[start Information given]
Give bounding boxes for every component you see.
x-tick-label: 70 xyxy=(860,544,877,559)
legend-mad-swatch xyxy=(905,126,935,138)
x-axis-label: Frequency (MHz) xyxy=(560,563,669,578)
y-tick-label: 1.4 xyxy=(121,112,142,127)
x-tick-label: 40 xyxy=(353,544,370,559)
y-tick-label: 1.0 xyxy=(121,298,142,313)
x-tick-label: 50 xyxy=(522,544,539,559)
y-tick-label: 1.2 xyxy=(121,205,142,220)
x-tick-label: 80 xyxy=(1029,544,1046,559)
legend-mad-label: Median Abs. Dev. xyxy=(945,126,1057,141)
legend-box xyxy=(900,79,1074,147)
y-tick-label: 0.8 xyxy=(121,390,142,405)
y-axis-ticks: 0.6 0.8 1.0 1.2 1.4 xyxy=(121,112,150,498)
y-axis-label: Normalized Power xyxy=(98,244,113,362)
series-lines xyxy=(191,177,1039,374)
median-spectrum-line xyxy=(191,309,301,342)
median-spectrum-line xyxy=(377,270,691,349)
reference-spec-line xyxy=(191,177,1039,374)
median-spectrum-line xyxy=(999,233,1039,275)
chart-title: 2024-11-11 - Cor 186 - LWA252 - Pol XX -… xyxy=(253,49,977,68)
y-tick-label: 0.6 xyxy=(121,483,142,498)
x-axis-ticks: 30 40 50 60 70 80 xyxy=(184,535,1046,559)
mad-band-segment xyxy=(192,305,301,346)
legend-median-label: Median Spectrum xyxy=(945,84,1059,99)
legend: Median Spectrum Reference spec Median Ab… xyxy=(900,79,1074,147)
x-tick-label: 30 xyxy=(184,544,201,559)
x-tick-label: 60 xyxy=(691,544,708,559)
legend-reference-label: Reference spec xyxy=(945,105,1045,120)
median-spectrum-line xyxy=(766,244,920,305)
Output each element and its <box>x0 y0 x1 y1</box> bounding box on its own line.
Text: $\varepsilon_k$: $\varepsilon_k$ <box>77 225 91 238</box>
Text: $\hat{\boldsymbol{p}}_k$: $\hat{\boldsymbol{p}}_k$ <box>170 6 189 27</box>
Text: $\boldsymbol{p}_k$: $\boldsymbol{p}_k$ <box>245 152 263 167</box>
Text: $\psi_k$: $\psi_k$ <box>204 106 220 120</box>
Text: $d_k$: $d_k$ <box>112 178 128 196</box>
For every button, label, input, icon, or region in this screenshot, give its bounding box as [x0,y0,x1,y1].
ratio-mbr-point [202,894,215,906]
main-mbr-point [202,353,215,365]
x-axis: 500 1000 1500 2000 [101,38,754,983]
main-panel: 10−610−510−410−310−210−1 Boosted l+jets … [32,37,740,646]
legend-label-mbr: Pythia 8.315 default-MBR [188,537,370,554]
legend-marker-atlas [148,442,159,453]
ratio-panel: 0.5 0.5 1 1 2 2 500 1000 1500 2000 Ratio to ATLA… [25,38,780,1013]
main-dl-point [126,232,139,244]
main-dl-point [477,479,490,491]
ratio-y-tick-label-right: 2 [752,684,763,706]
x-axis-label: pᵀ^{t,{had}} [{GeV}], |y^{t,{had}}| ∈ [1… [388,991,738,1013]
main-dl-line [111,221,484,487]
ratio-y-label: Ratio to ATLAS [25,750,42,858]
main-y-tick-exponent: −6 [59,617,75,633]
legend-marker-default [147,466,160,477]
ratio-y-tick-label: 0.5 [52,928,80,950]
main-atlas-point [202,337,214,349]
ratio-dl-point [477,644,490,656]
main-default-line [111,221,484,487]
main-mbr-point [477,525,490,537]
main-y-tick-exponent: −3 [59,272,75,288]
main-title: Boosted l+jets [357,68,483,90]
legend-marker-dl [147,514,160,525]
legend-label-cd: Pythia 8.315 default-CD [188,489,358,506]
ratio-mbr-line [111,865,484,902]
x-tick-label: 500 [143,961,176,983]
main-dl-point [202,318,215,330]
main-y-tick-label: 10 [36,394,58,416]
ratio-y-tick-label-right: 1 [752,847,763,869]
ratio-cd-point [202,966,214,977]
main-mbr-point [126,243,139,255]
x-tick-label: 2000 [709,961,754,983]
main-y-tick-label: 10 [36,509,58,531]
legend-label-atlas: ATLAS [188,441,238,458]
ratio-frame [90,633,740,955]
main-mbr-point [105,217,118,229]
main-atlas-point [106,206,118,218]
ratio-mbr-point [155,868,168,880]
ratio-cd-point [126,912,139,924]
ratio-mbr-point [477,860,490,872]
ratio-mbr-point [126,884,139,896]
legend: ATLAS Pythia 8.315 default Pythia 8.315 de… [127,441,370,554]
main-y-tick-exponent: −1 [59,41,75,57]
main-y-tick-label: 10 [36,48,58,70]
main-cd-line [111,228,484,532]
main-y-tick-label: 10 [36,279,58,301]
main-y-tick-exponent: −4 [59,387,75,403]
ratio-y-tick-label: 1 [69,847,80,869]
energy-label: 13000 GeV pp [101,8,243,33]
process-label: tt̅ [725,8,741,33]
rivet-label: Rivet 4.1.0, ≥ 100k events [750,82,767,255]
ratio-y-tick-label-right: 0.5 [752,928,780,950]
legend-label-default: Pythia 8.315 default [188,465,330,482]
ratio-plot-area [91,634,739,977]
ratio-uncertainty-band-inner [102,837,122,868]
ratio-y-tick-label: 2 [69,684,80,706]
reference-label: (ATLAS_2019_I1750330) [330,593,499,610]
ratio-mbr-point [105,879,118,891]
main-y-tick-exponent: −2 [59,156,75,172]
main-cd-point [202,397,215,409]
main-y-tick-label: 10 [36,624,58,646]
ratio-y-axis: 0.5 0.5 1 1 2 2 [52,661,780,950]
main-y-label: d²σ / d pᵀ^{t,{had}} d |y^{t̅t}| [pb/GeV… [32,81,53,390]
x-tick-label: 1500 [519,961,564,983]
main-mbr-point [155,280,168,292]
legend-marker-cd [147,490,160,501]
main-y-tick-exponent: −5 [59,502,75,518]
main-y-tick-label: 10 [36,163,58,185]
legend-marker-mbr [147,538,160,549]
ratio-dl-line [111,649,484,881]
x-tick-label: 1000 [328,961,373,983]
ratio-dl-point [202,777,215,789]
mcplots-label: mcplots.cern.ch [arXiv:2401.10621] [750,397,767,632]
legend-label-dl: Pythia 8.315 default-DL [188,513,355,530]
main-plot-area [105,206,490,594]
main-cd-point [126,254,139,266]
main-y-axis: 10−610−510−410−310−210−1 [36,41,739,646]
[end Information given]
:: Required task ::
Copy out every line of the material above that contains the string "Text". Case counts.

:: Written response ::
Text: $\varepsilon_k$: $\varepsilon_k$ <box>77 225 91 238</box>
Text: $\hat{\boldsymbol{p}}_k$: $\hat{\boldsymbol{p}}_k$ <box>170 6 189 27</box>
Text: $\boldsymbol{p}_k$: $\boldsymbol{p}_k$ <box>245 152 263 167</box>
Text: $\psi_k$: $\psi_k$ <box>204 106 220 120</box>
Text: $d_k$: $d_k$ <box>112 178 128 196</box>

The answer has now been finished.